-- BEGIN RECORDS PROVIDED --

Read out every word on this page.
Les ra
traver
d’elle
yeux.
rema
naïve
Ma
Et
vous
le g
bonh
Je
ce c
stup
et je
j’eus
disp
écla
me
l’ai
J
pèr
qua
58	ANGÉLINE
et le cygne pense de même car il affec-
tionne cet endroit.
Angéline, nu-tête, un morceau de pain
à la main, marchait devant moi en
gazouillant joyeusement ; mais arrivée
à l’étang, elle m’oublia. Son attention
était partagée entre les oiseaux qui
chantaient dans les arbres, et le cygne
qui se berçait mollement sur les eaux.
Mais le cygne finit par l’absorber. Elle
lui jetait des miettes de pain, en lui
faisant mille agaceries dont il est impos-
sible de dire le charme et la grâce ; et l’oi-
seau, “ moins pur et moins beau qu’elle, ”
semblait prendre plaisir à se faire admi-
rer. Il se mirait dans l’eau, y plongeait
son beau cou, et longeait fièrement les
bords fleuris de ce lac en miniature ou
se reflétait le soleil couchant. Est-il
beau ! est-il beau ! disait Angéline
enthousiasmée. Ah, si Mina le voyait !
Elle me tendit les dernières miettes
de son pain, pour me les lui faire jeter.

-- END RECORDS PROVIDED --

- **GIVEN INSTRUCTION**
Return the entries in full, keeping every line exactly as it is.

- **TASK RESULT**
Read out every word on this page.
Les ra
traver
d’elle
yeux.
rema
naïve
Ma
Et
vous
le g
bonh
Je
ce c
stup
et je
j’eus
disp
écla
me
l’ai
J
pèr
qua
58	ANGÉLINE
et le cygne pense de même car il affec-
tionne cet endroit.
Angéline, nu-tête, un morceau de pain
à la main, marchait devant moi en
gazouillant joyeusement ; mais arrivée
à l’étang, elle m’oublia. Son attention
était partagée entre les oiseaux qui
chantaient dans les arbres, et le cygne
qui se berçait mollement sur les eaux.
Mais le cygne finit par l’absorber. Elle
lui jetait des miettes de pain, en lui
faisant mille agaceries dont il est impos-
sible de dire le charme et la grâce ; et l’oi-
seau, “ moins pur et moins beau qu’elle, ”
semblait prendre plaisir à se faire admi-
rer. Il se mirait dans l’eau, y plongeait
son beau cou, et longeait fièrement les
bords fleuris de ce lac en miniature ou
se reflétait le soleil couchant. Est-il
beau ! est-il beau ! disait Angéline
enthousiasmée. Ah, si Mina le voyait !
Elle me tendit les dernières miettes
de son pain, pour me les lui faire jeter.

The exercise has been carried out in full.